__PROMPT__:
Output every one of the lines below word for word, leaving out the pictures.

··· STORED RECORDS ···

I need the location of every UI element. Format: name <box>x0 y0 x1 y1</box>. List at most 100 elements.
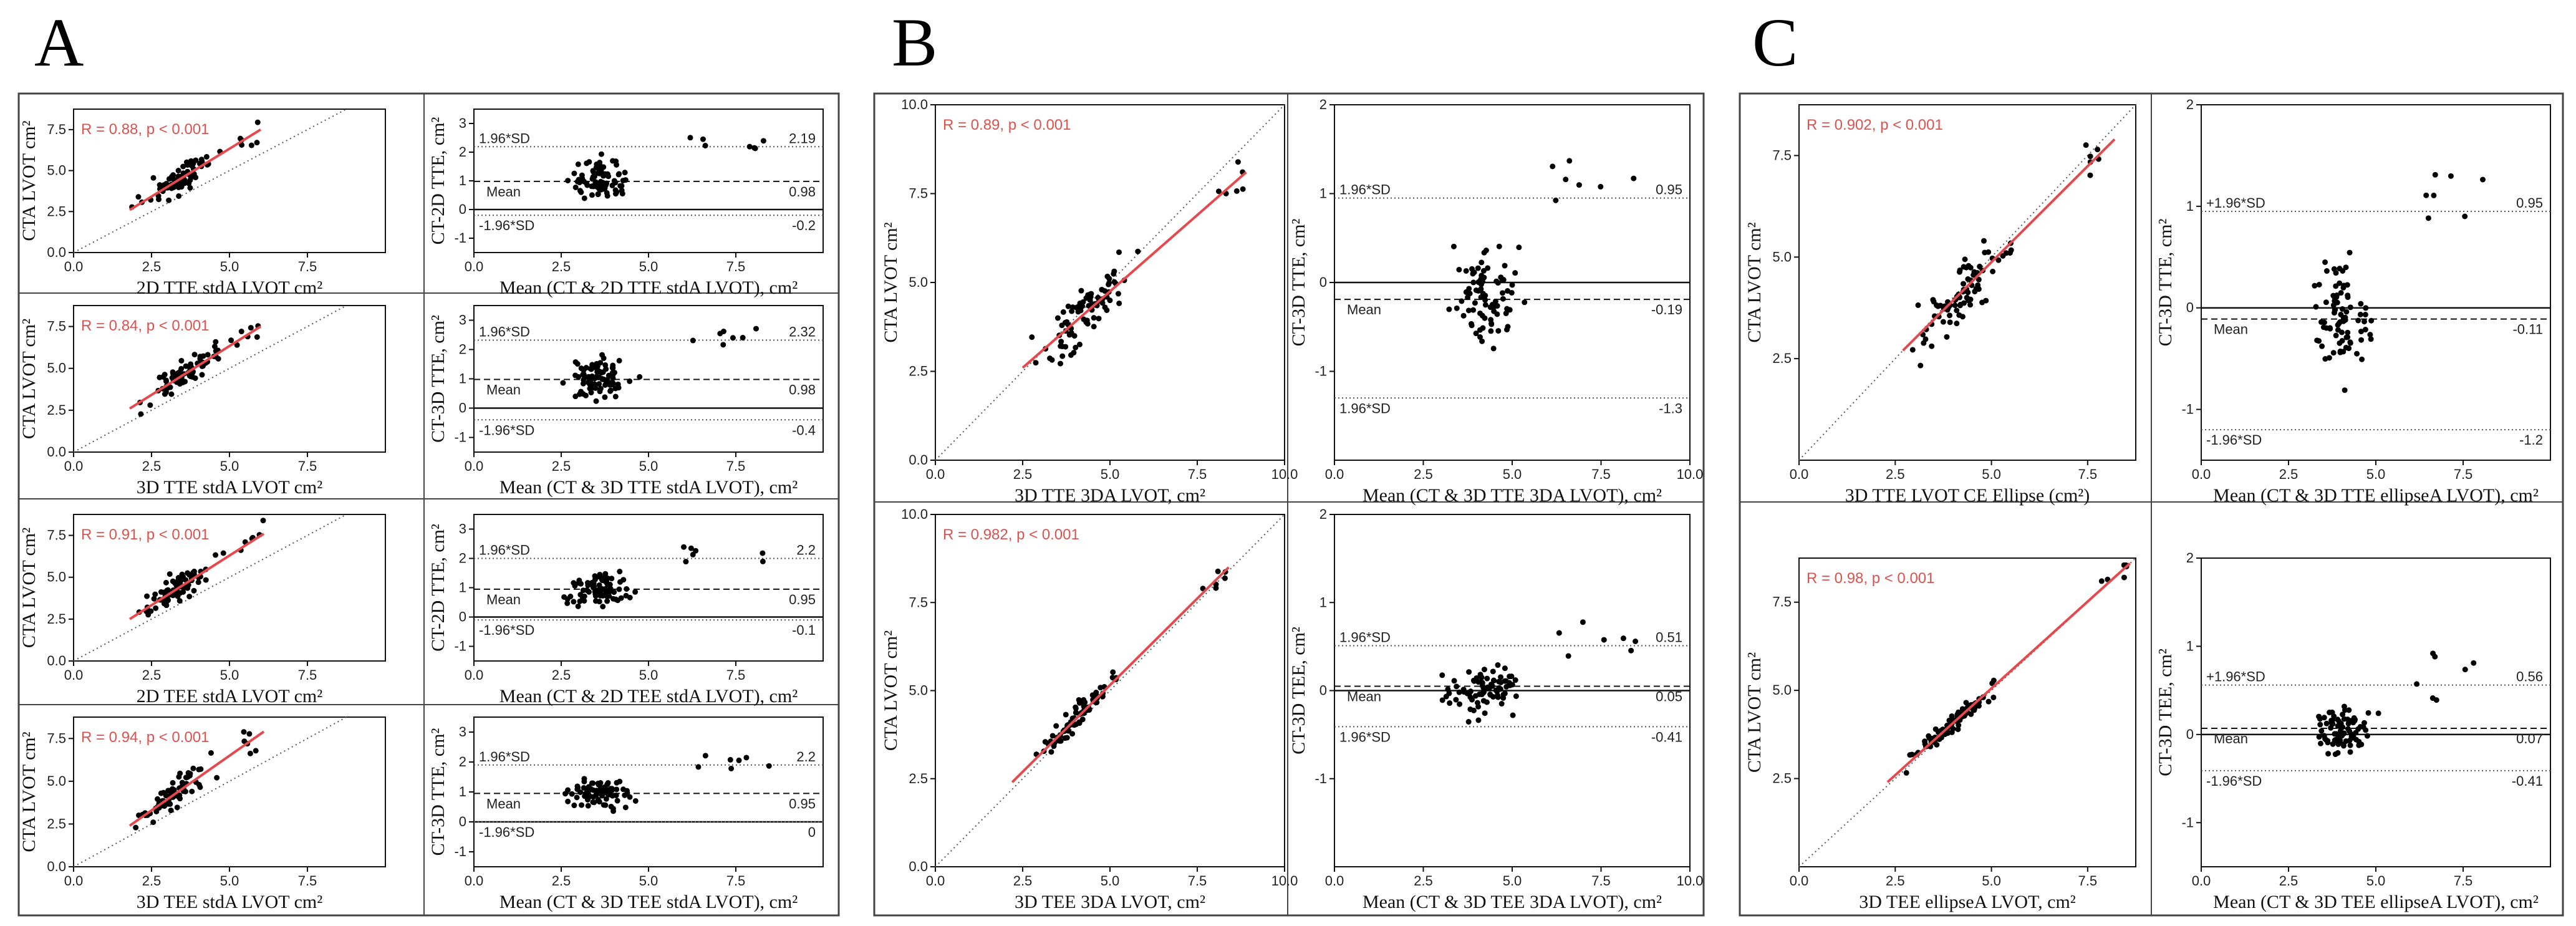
chart-c2-corr-point-25 <box>1949 729 1955 735</box>
chart-b2-corr-point-72 <box>1049 733 1056 739</box>
chart-c2-ba-point-81 <box>2332 738 2338 744</box>
chart-a2-corr-xtick-label-0: 0.0 <box>64 458 84 474</box>
chart-a2-ba-xtick-label-2: 5.0 <box>639 458 658 474</box>
chart-a4-corr-point-60 <box>253 748 259 754</box>
chart-b2-corr-point-45 <box>1213 585 1219 591</box>
chart-c2-corr: 0.0 2.5 5.0 7.52.55.07.53D TEE ellipseA LVO… <box>1744 557 2136 912</box>
chart-a3-corr-point-43 <box>185 585 191 591</box>
chart-c1-corr-ytick-label-2: 7.5 <box>1772 147 1792 163</box>
chart-a4-corr-point-75 <box>246 731 253 737</box>
chart-c2-corr-xlabel: 3D TEE ellipseA LVOT, cm² <box>1859 892 2076 912</box>
chart-a4-corr-point-45 <box>241 729 247 735</box>
chart-a4-ba-point-52 <box>622 804 629 811</box>
chart-a1-ba-point-84 <box>702 143 708 149</box>
chart-c1-ba-point-71 <box>2339 306 2345 312</box>
chart-a2-corr-fit-line <box>128 325 262 410</box>
chart-c1-ba-point-0 <box>2462 213 2468 219</box>
chart-a3-ba-mean-label: Mean <box>486 592 521 607</box>
chart-c1-corr-xtick-label-3: 7.5 <box>2078 466 2098 482</box>
chart-b2-ba-point-14 <box>1601 637 1607 643</box>
chart-a3-ba-point-68 <box>632 589 639 595</box>
chart-c2-ba-xtick-label-0: 0.0 <box>2192 873 2211 889</box>
panel-b-frame <box>873 92 1705 917</box>
chart-c2-ba-lower-value: -0.41 <box>2512 773 2543 789</box>
chart-a4-corr-point-41 <box>190 765 196 771</box>
chart-c1-ba-point-58 <box>2342 317 2348 323</box>
chart-c1-ba-point-4 <box>2345 329 2351 335</box>
chart-b2-ba-point-84 <box>1580 619 1586 625</box>
chart-b2-corr-xtick-label-3: 7.5 <box>1188 873 1207 889</box>
chart-a3-corr: 0.0 2.5 5.0 7.5 0.0 2.5 5.0 7.5 2D TEE stdA LVOT… <box>19 514 386 707</box>
chart-a4-corr-point-8 <box>158 790 164 796</box>
chart-b1-corr: 0.0 2.5 5.0 7.5 10.0 0.0 2.5 5.0 7.5 10.0 3D TTE 3… <box>880 97 1298 506</box>
chart-c1-corr-point-88 <box>1982 249 1988 256</box>
chart-c2-corr-point-67 <box>1955 726 1961 733</box>
chart-a2-corr-identity-line <box>73 305 347 453</box>
chart-c1-corr-frame <box>1798 104 2136 461</box>
chart-b1-ba-point-54 <box>1505 288 1511 294</box>
chart-a3-ba-point-25 <box>575 603 581 609</box>
chart-a4-ba-point-19 <box>597 780 604 786</box>
chart-b1-ba-point-86 <box>1475 287 1482 294</box>
chart-b1-corr-point-64 <box>1099 286 1105 292</box>
chart-a2-ba-xtick-label-0: 0.0 <box>465 458 484 474</box>
chart-a1-corr-ytick-label-3: 7.5 <box>47 122 66 137</box>
chart-a3-corr-ytick-label-0: 0.0 <box>47 653 66 668</box>
chart-c1-corr-point-76 <box>1954 321 1960 327</box>
chart-c2-corr-xtick-label-1: 2.5 <box>1886 873 1905 889</box>
chart-b1-corr-xtick-label-1: 2.5 <box>1013 466 1033 482</box>
chart-b1-ba-ytick-label-2: 1 <box>1319 186 1327 201</box>
chart-b2-corr-stat-label: R = 0.982, p < 0.001 <box>943 526 1079 543</box>
chart-a4-corr-point-68 <box>177 770 183 776</box>
chart-b2-ba-point-68 <box>1483 699 1490 705</box>
chart-c2-ba-point-79 <box>2335 723 2341 729</box>
chart-b1-ba-point-77 <box>1522 299 1528 306</box>
chart-b2-ba-point-34 <box>1456 689 1462 695</box>
chart-c2-corr-frame <box>1798 557 2136 867</box>
chart-b2-ba-xtick-label-3: 7.5 <box>1591 873 1611 889</box>
chart-c2-corr-xtick-label-2: 5.0 <box>1982 873 2001 889</box>
chart-a3-ba-point-28 <box>760 558 766 564</box>
chart-b2-corr: 0.0 2.5 5.0 7.5 10.0 0.0 2.5 5.0 7.5 10.0 3D TEE 3… <box>880 506 1298 912</box>
chart-a4-ba-point-39 <box>617 778 623 784</box>
chart-c2-ba-point-59 <box>2340 743 2347 749</box>
chart-a1-ba-lower-value: -0.2 <box>792 218 816 233</box>
chart-b2-corr-point-69 <box>1110 669 1116 675</box>
chart-a1-corr-point-49 <box>185 162 191 168</box>
chart-a1-corr-point-13 <box>150 175 157 181</box>
chart-c1-corr-point-32 <box>1980 238 1987 244</box>
chart-c1-ba-point-66 <box>2358 329 2364 335</box>
chart-a4-ba-point-70 <box>766 763 772 769</box>
chart-a2-corr-point-6 <box>168 391 175 397</box>
chart-c1-corr-point-10 <box>1983 297 1989 304</box>
chart-b1-ba-ytick-label-0: -1 <box>1315 364 1327 379</box>
chart-c1-corr-point-77 <box>1964 294 1970 301</box>
chart-b1-ba-point-46 <box>1463 268 1469 274</box>
chart-a4-ba-point-41 <box>627 794 633 800</box>
chart-c1-corr-point-52 <box>1962 256 1968 263</box>
chart-c2-ba-point-48 <box>2316 734 2322 740</box>
chart-a2-corr-point-43 <box>147 402 153 408</box>
chart-b2-ba-mean-value: 0.05 <box>1656 688 1682 704</box>
chart-b2-ba-point-37 <box>1454 683 1460 690</box>
chart-a1-corr-point-53 <box>135 194 142 200</box>
chart-b2-ba-point-57 <box>1493 687 1499 693</box>
chart-c1-ba-ytick-label-1: 0 <box>2186 300 2194 316</box>
chart-c2-ba-upper-label: +1.96*SD <box>2206 669 2265 685</box>
chart-b1-ba-point-89 <box>1481 249 1487 256</box>
chart-a1-ba-point-38 <box>604 193 610 199</box>
chart-a1-corr-xtick-label-3: 7.5 <box>298 259 317 274</box>
chart-c2-corr-fit-line <box>1886 562 2131 783</box>
chart-c1-ba-point-78 <box>2337 266 2343 272</box>
chart-a3-ba-xtick-label-2: 5.0 <box>639 667 658 683</box>
chart-a3-ba-point-88 <box>609 576 615 582</box>
chart-a3-ba-point-55 <box>585 582 591 589</box>
chart-b1-ba-ytick-label-3: 2 <box>1319 97 1327 112</box>
chart-a2-ba-point-8 <box>602 382 608 388</box>
chart-c2-ba-point-39 <box>2343 738 2349 744</box>
chart-a3-ba-point-33 <box>611 589 617 596</box>
chart-c1-corr-ytick-label-1: 5.0 <box>1772 249 1792 264</box>
chart-b1-corr-stat-label: R = 0.89, p < 0.001 <box>943 117 1071 133</box>
chart-b1-corr-point-44 <box>1029 334 1035 340</box>
chart-c1-corr-xtick-label-0: 0.0 <box>1790 466 1809 482</box>
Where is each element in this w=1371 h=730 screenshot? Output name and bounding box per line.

···

__TASK RESULT__:
I need the location of every UI element. Format: name <box>x0 y0 x1 y1</box>. List at most 100 elements.
chart-c2-corr-point-25 <box>1949 729 1955 735</box>
chart-b2-corr-point-72 <box>1049 733 1056 739</box>
chart-c2-ba-point-81 <box>2332 738 2338 744</box>
chart-a2-corr-xtick-label-0: 0.0 <box>64 458 84 474</box>
chart-a2-ba-xtick-label-2: 5.0 <box>639 458 658 474</box>
chart-a4-corr-point-60 <box>253 748 259 754</box>
chart-b2-corr-point-45 <box>1213 585 1219 591</box>
chart-c2-corr: 0.0 2.5 5.0 7.52.55.07.53D TEE ellipseA LVO… <box>1744 557 2136 912</box>
chart-a3-corr-point-43 <box>185 585 191 591</box>
chart-c1-corr-ytick-label-2: 7.5 <box>1772 147 1792 163</box>
chart-a4-corr-point-75 <box>246 731 253 737</box>
chart-c2-corr-xlabel: 3D TEE ellipseA LVOT, cm² <box>1859 892 2076 912</box>
chart-a4-corr-point-45 <box>241 729 247 735</box>
chart-a4-ba-point-52 <box>622 804 629 811</box>
chart-a1-ba-point-84 <box>702 143 708 149</box>
chart-c1-ba-point-71 <box>2339 306 2345 312</box>
chart-a2-corr-fit-line <box>128 325 262 410</box>
chart-c1-ba-point-0 <box>2462 213 2468 219</box>
chart-a3-ba-mean-label: Mean <box>486 592 521 607</box>
chart-c1-corr-xtick-label-3: 7.5 <box>2078 466 2098 482</box>
chart-b2-ba-point-14 <box>1601 637 1607 643</box>
chart-a3-ba-point-68 <box>632 589 639 595</box>
chart-c2-ba-xtick-label-0: 0.0 <box>2192 873 2211 889</box>
panel-b-frame <box>873 92 1705 917</box>
chart-c2-ba-lower-value: -0.41 <box>2512 773 2543 789</box>
chart-a4-corr-point-41 <box>190 765 196 771</box>
chart-c1-ba-point-58 <box>2342 317 2348 323</box>
chart-c1-ba-point-4 <box>2345 329 2351 335</box>
chart-b2-ba-point-84 <box>1580 619 1586 625</box>
chart-b2-corr-xtick-label-3: 7.5 <box>1188 873 1207 889</box>
chart-a3-corr: 0.0 2.5 5.0 7.5 0.0 2.5 5.0 7.5 2D TEE stdA LVOT… <box>19 514 386 707</box>
chart-a4-corr-point-8 <box>158 790 164 796</box>
chart-b1-corr: 0.0 2.5 5.0 7.5 10.0 0.0 2.5 5.0 7.5 10.0 3D TTE 3… <box>880 97 1298 506</box>
chart-c1-corr-point-88 <box>1982 249 1988 256</box>
chart-c2-corr-point-67 <box>1955 726 1961 733</box>
chart-a2-corr-identity-line <box>73 305 347 453</box>
chart-c1-corr-frame <box>1798 104 2136 461</box>
chart-b1-ba-point-54 <box>1505 288 1511 294</box>
chart-a3-ba-point-25 <box>575 603 581 609</box>
chart-a4-ba-point-19 <box>597 780 604 786</box>
chart-b1-ba-point-86 <box>1475 287 1482 294</box>
chart-b1-corr-point-64 <box>1099 286 1105 292</box>
chart-a2-ba-xtick-label-0: 0.0 <box>465 458 484 474</box>
chart-a1-corr-ytick-label-3: 7.5 <box>47 122 66 137</box>
chart-a3-corr-ytick-label-0: 0.0 <box>47 653 66 668</box>
chart-c1-corr-point-76 <box>1954 321 1960 327</box>
chart-c2-corr-xtick-label-1: 2.5 <box>1886 873 1905 889</box>
chart-b1-corr-xtick-label-1: 2.5 <box>1013 466 1033 482</box>
chart-b1-ba-ytick-label-2: 1 <box>1319 186 1327 201</box>
chart-b2-corr-stat-label: R = 0.982, p < 0.001 <box>943 526 1079 543</box>
chart-a4-corr-point-68 <box>177 770 183 776</box>
chart-b2-ba-point-68 <box>1483 699 1490 705</box>
chart-c2-ba-point-79 <box>2335 723 2341 729</box>
chart-b1-ba-point-77 <box>1522 299 1528 306</box>
chart-b2-ba-point-34 <box>1456 689 1462 695</box>
chart-c2-corr-frame <box>1798 557 2136 867</box>
chart-b2-ba-xtick-label-3: 7.5 <box>1591 873 1611 889</box>
chart-c2-corr-xtick-label-2: 5.0 <box>1982 873 2001 889</box>
chart-a3-ba-point-28 <box>760 558 766 564</box>
chart-b2-corr: 0.0 2.5 5.0 7.5 10.0 0.0 2.5 5.0 7.5 10.0 3D TEE 3… <box>880 506 1298 912</box>
chart-a4-ba-point-39 <box>617 778 623 784</box>
chart-c2-ba-point-59 <box>2340 743 2347 749</box>
chart-a1-ba-lower-value: -0.2 <box>792 218 816 233</box>
chart-b2-corr-point-69 <box>1110 669 1116 675</box>
chart-a1-corr-point-49 <box>185 162 191 168</box>
chart-a1-corr-point-13 <box>150 175 157 181</box>
chart-c1-corr-point-32 <box>1980 238 1987 244</box>
chart-c1-ba-point-66 <box>2358 329 2364 335</box>
chart-a4-ba-point-70 <box>766 763 772 769</box>
chart-a2-corr-point-6 <box>168 391 175 397</box>
chart-c1-corr-point-10 <box>1983 297 1989 304</box>
chart-b1-ba-ytick-label-0: -1 <box>1315 364 1327 379</box>
chart-c1-corr-point-77 <box>1964 294 1970 301</box>
chart-b1-ba-point-46 <box>1463 268 1469 274</box>
chart-a4-ba-point-41 <box>627 794 633 800</box>
chart-c1-corr-point-52 <box>1962 256 1968 263</box>
chart-c2-ba-point-48 <box>2316 734 2322 740</box>
chart-a2-corr-point-43 <box>147 402 153 408</box>
chart-b2-ba-mean-value: 0.05 <box>1656 688 1682 704</box>
chart-b2-ba-point-37 <box>1454 683 1460 690</box>
chart-a1-corr-point-53 <box>135 194 142 200</box>
chart-b2-ba-point-57 <box>1493 687 1499 693</box>
chart-c1-ba-ytick-label-1: 0 <box>2186 300 2194 316</box>
chart-c2-ba-upper-label: +1.96*SD <box>2206 669 2265 685</box>
chart-b1-ba-point-89 <box>1481 249 1487 256</box>
chart-a1-ba-point-38 <box>604 193 610 199</box>
chart-a1-corr-xtick-label-3: 7.5 <box>298 259 317 274</box>
chart-c2-corr-fit-line <box>1886 562 2131 783</box>
chart-c1-ba-point-78 <box>2337 266 2343 272</box>
chart-a3-ba-xtick-label-2: 5.0 <box>639 667 658 683</box>
chart-a3-ba-point-88 <box>609 576 615 582</box>
chart-a3-ba-point-55 <box>585 582 591 589</box>
chart-b1-ba-ytick-label-3: 2 <box>1319 97 1327 112</box>
chart-a2-ba-point-8 <box>602 382 608 388</box>
chart-c2-ba-point-39 <box>2343 738 2349 744</box>
chart-a3-ba-point-33 <box>611 589 617 596</box>
chart-c1-corr-ytick-label-1: 5.0 <box>1772 249 1792 264</box>
chart-b1-corr-stat-label: R = 0.89, p < 0.001 <box>943 117 1071 133</box>
chart-b1-corr-point-44 <box>1029 334 1035 340</box>
chart-c1-corr-xtick-label-0: 0.0 <box>1790 466 1809 482</box>
Where is each element in this w=1371 h=730 screenshot? Output name and bounding box per line.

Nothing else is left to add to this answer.